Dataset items
┌──
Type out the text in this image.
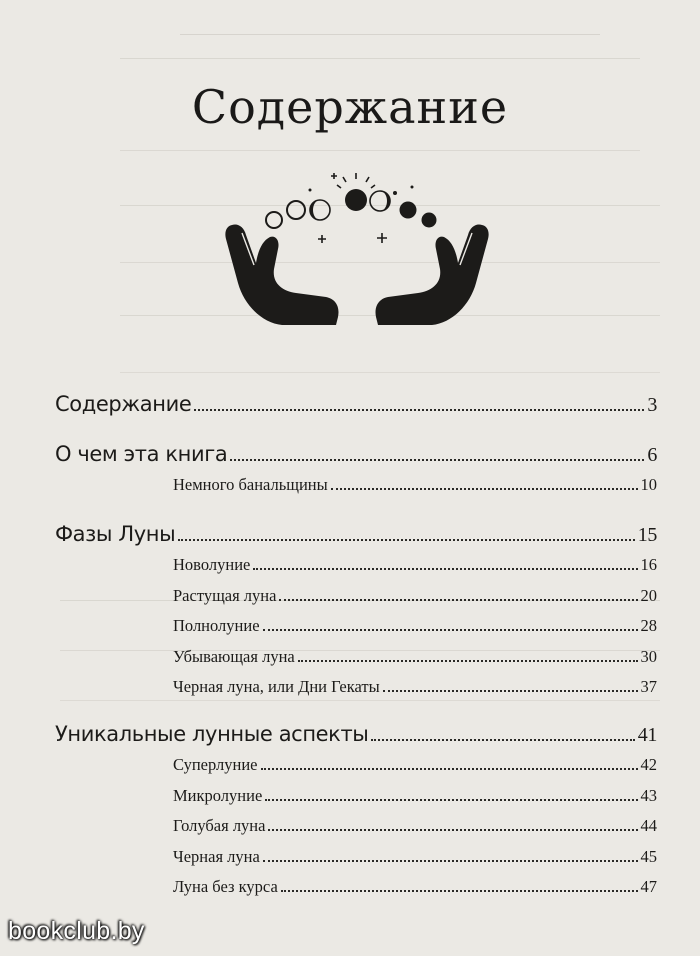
Содержание
Содержание	3
О чем эта книга	6
Немного банальщины	10
Фазы Луны	15
Новолуние	16
Растущая луна	20
Полнолуние	28
Убывающая луна	30
Черная луна, или Дни Гекаты	37
Уникальные лунные аспекты	41
Суперлуние	42
Микролуние	43
Голубая луна	44
Черная луна	45
Луна без курса	47
bookclub.by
└──
Go through the material line by line. Show each line that contains the string "Черная".

Черная луна, или Дни Гекаты	37
Черная луна	45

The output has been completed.